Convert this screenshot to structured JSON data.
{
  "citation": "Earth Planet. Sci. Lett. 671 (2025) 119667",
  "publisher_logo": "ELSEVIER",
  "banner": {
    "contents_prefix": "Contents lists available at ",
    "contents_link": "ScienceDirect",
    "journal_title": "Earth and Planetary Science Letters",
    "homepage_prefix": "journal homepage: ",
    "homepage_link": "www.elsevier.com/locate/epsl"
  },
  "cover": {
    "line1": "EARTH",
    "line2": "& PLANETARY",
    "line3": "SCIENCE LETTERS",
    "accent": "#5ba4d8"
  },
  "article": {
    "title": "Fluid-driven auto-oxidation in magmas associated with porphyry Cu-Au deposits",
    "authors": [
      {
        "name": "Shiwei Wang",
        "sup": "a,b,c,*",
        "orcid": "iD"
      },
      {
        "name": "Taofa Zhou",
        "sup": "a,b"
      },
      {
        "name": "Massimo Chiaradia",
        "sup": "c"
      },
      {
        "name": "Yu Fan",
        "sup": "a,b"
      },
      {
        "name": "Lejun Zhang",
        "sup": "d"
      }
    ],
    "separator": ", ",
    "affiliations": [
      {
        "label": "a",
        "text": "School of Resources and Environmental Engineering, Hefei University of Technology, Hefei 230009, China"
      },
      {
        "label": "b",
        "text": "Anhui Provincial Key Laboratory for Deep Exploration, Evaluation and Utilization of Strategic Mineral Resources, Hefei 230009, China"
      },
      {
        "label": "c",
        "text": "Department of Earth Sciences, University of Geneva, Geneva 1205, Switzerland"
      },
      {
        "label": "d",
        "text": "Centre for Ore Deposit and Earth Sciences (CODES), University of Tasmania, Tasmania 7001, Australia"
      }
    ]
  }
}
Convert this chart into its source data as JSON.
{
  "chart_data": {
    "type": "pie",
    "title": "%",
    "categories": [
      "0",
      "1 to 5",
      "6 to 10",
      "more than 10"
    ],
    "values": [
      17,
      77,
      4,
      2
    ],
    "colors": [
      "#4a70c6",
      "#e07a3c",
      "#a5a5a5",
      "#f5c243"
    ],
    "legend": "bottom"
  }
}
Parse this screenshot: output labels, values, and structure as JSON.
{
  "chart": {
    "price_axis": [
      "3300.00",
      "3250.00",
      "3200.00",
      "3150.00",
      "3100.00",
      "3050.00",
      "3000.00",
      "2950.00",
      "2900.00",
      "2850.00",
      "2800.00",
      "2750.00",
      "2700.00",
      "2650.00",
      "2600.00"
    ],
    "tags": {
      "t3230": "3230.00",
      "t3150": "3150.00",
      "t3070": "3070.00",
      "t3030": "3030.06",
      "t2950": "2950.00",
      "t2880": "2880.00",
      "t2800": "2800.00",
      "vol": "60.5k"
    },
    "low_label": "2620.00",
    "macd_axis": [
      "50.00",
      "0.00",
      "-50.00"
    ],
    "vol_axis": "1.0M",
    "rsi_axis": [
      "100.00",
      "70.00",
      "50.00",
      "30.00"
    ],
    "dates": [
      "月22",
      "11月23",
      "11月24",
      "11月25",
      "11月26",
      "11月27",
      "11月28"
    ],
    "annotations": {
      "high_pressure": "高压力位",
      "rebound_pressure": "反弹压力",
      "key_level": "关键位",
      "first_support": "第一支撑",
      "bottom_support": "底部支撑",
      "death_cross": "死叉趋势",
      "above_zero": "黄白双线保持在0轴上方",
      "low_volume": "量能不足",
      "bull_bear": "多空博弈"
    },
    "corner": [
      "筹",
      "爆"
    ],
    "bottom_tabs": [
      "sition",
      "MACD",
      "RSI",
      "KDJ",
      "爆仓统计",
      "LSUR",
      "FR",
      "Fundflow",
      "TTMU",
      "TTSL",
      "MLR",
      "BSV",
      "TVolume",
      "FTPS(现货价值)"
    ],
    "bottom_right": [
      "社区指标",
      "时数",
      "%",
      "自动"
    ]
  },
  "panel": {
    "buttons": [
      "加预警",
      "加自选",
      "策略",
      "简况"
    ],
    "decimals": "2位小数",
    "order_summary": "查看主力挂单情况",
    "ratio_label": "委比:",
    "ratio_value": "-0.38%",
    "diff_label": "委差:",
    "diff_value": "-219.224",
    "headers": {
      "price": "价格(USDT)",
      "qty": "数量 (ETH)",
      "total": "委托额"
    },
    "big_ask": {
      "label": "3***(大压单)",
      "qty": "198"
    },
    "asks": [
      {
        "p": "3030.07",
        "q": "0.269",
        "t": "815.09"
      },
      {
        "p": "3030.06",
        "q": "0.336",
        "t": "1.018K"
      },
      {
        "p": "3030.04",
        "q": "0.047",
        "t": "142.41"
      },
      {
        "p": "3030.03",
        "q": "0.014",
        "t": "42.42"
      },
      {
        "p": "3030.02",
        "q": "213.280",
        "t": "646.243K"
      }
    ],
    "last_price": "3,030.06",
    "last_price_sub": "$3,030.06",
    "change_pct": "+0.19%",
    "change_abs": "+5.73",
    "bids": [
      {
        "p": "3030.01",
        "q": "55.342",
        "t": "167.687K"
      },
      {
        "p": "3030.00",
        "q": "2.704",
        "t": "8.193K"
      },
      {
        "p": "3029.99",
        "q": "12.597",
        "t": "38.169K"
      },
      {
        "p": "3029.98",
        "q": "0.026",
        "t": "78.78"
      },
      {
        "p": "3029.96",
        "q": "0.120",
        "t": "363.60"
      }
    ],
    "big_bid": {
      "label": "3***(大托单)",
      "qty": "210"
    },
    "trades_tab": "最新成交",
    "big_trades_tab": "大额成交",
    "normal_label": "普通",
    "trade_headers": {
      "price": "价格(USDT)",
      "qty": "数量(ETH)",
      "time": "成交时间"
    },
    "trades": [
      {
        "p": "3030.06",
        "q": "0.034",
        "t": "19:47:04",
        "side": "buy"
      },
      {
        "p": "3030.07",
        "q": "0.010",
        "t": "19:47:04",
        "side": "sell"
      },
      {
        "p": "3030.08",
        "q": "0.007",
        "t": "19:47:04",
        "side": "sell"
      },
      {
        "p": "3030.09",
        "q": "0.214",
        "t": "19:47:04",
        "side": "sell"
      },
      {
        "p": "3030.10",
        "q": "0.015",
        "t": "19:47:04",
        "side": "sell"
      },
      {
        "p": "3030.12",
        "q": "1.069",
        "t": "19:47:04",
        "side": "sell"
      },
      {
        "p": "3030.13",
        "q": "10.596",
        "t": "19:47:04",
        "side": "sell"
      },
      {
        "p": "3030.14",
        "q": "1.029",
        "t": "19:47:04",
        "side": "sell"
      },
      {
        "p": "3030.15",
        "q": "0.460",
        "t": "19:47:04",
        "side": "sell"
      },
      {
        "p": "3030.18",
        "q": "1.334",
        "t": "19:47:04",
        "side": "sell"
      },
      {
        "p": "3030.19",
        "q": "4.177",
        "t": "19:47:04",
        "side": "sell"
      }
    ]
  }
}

▸ What is needed: Exact copies of all the records are required.

▸ The output:
Convert this screenshot to structured JSON data.
{
  "citation": "Earth Planet. Sci. Lett. 671 (2025) 119667",
  "publisher_logo": "ELSEVIER",
  "banner": {
    "contents_prefix": "Contents lists available at ",
    "contents_link": "ScienceDirect",
    "journal_title": "Earth and Planetary Science Letters",
    "homepage_prefix": "journal homepage: ",
    "homepage_link": "www.elsevier.com/locate/epsl"
  },
  "cover": {
    "line1": "EARTH",
    "line2": "& PLANETARY",
    "line3": "SCIENCE LETTERS",
    "accent": "#5ba4d8"
  },
  "article": {
    "title": "Fluid-driven auto-oxidation in magmas associated with porphyry Cu-Au deposits",
    "authors": [
      {
        "name": "Shiwei Wang",
        "sup": "a,b,c,*",
        "orcid": "iD"
      },
      {
        "name": "Taofa Zhou",
        "sup": "a,b"
      },
      {
        "name": "Massimo Chiaradia",
        "sup": "c"
      },
      {
        "name": "Yu Fan",
        "sup": "a,b"
      },
      {
        "name": "Lejun Zhang",
        "sup": "d"
      }
    ],
    "separator": ", ",
    "affiliations": [
      {
        "label": "a",
        "text": "School of Resources and Environmental Engineering, Hefei University of Technology, Hefei 230009, China"
      },
      {
        "label": "b",
        "text": "Anhui Provincial Key Laboratory for Deep Exploration, Evaluation and Utilization of Strategic Mineral Resources, Hefei 230009, China"
      },
      {
        "label": "c",
        "text": "Department of Earth Sciences, University of Geneva, Geneva 1205, Switzerland"
      },
      {
        "label": "d",
        "text": "Centre for Ore Deposit and Earth Sciences (CODES), University of Tasmania, Tasmania 7001, Australia"
      }
    ]
  }
}
Convert this chart into its source data as JSON.
{
  "chart_data": {
    "type": "pie",
    "title": "%",
    "categories": [
      "0",
      "1 to 5",
      "6 to 10",
      "more than 10"
    ],
    "values": [
      17,
      77,
      4,
      2
    ],
    "colors": [
      "#4a70c6",
      "#e07a3c",
      "#a5a5a5",
      "#f5c243"
    ],
    "legend": "bottom"
  }
}
Parse this screenshot: output labels, values, and structure as JSON.
{
  "chart": {
    "price_axis": [
      "3300.00",
      "3250.00",
      "3200.00",
      "3150.00",
      "3100.00",
      "3050.00",
      "3000.00",
      "2950.00",
      "2900.00",
      "2850.00",
      "2800.00",
      "2750.00",
      "2700.00",
      "2650.00",
      "2600.00"
    ],
    "tags": {
      "t3230": "3230.00",
      "t3150": "3150.00",
      "t3070": "3070.00",
      "t3030": "3030.06",
      "t2950": "2950.00",
      "t2880": "2880.00",
      "t2800": "2800.00",
      "vol": "60.5k"
    },
    "low_label": "2620.00",
    "macd_axis": [
      "50.00",
      "0.00",
      "-50.00"
    ],
    "vol_axis": "1.0M",
    "rsi_axis": [
      "100.00",
      "70.00",
      "50.00",
      "30.00"
    ],
    "dates": [
      "月22",
      "11月23",
      "11月24",
      "11月25",
      "11月26",
      "11月27",
      "11月28"
    ],
    "annotations": {
      "high_pressure": "高压力位",
      "rebound_pressure": "反弹压力",
      "key_level": "关键位",
      "first_support": "第一支撑",
      "bottom_support": "底部支撑",
      "death_cross": "死叉趋势",
      "above_zero": "黄白双线保持在0轴上方",
      "low_volume": "量能不足",
      "bull_bear": "多空博弈"
    },
    "corner": [
      "筹",
      "爆"
    ],
    "bottom_tabs": [
      "sition",
      "MACD",
      "RSI",
      "KDJ",
      "爆仓统计",
      "LSUR",
      "FR",
      "Fundflow",
      "TTMU",
      "TTSL",
      "MLR",
      "BSV",
      "TVolume",
      "FTPS(现货价值)"
    ],
    "bottom_right": [
      "社区指标",
      "时数",
      "%",
      "自动"
    ]
  },
  "panel": {
    "buttons": [
      "加预警",
      "加自选",
      "策略",
      "简况"
    ],
    "decimals": "2位小数",
    "order_summary": "查看主力挂单情况",
    "ratio_label": "委比:",
    "ratio_value": "-0.38%",
    "diff_label": "委差:",
    "diff_value": "-219.224",
    "headers": {
      "price": "价格(USDT)",
      "qty": "数量 (ETH)",
      "total": "委托额"
    },
    "big_ask": {
      "label": "3***(大压单)",
      "qty": "198"
    },
    "asks": [
      {
        "p": "3030.07",
        "q": "0.269",
        "t": "815.09"
      },
      {
        "p": "3030.06",
        "q": "0.336",
        "t": "1.018K"
      },
      {
        "p": "3030.04",
        "q": "0.047",
        "t": "142.41"
      },
      {
        "p": "3030.03",
        "q": "0.014",
        "t": "42.42"
      },
      {
        "p": "3030.02",
        "q": "213.280",
        "t": "646.243K"
      }
    ],
    "last_price": "3,030.06",
    "last_price_sub": "$3,030.06",
    "change_pct": "+0.19%",
    "change_abs": "+5.73",
    "bids": [
      {
        "p": "3030.01",
        "q": "55.342",
        "t": "167.687K"
      },
      {
        "p": "3030.00",
        "q": "2.704",
        "t": "8.193K"
      },
      {
        "p": "3029.99",
        "q": "12.597",
        "t": "38.169K"
      },
      {
        "p": "3029.98",
        "q": "0.026",
        "t": "78.78"
      },
      {
        "p": "3029.96",
        "q": "0.120",
        "t": "363.60"
      }
    ],
    "big_bid": {
      "label": "3***(大托单)",
      "qty": "210"
    },
    "trades_tab": "最新成交",
    "big_trades_tab": "大额成交",
    "normal_label": "普通",
    "trade_headers": {
      "price": "价格(USDT)",
      "qty": "数量(ETH)",
      "time": "成交时间"
    },
    "trades": [
      {
        "p": "3030.06",
        "q": "0.034",
        "t": "19:47:04",
        "side": "buy"
      },
      {
        "p": "3030.07",
        "q": "0.010",
        "t": "19:47:04",
        "side": "sell"
      },
      {
        "p": "3030.08",
        "q": "0.007",
        "t": "19:47:04",
        "side": "sell"
      },
      {
        "p": "3030.09",
        "q": "0.214",
        "t": "19:47:04",
        "side": "sell"
      },
      {
        "p": "3030.10",
        "q": "0.015",
        "t": "19:47:04",
        "side": "sell"
      },
      {
        "p": "3030.12",
        "q": "1.069",
        "t": "19:47:04",
        "side": "sell"
      },
      {
        "p": "3030.13",
        "q": "10.596",
        "t": "19:47:04",
        "side": "sell"
      },
      {
        "p": "3030.14",
        "q": "1.029",
        "t": "19:47:04",
        "side": "sell"
      },
      {
        "p": "3030.15",
        "q": "0.460",
        "t": "19:47:04",
        "side": "sell"
      },
      {
        "p": "3030.18",
        "q": "1.334",
        "t": "19:47:04",
        "side": "sell"
      },
      {
        "p": "3030.19",
        "q": "4.177",
        "t": "19:47:04",
        "side": "sell"
      }
    ]
  }
}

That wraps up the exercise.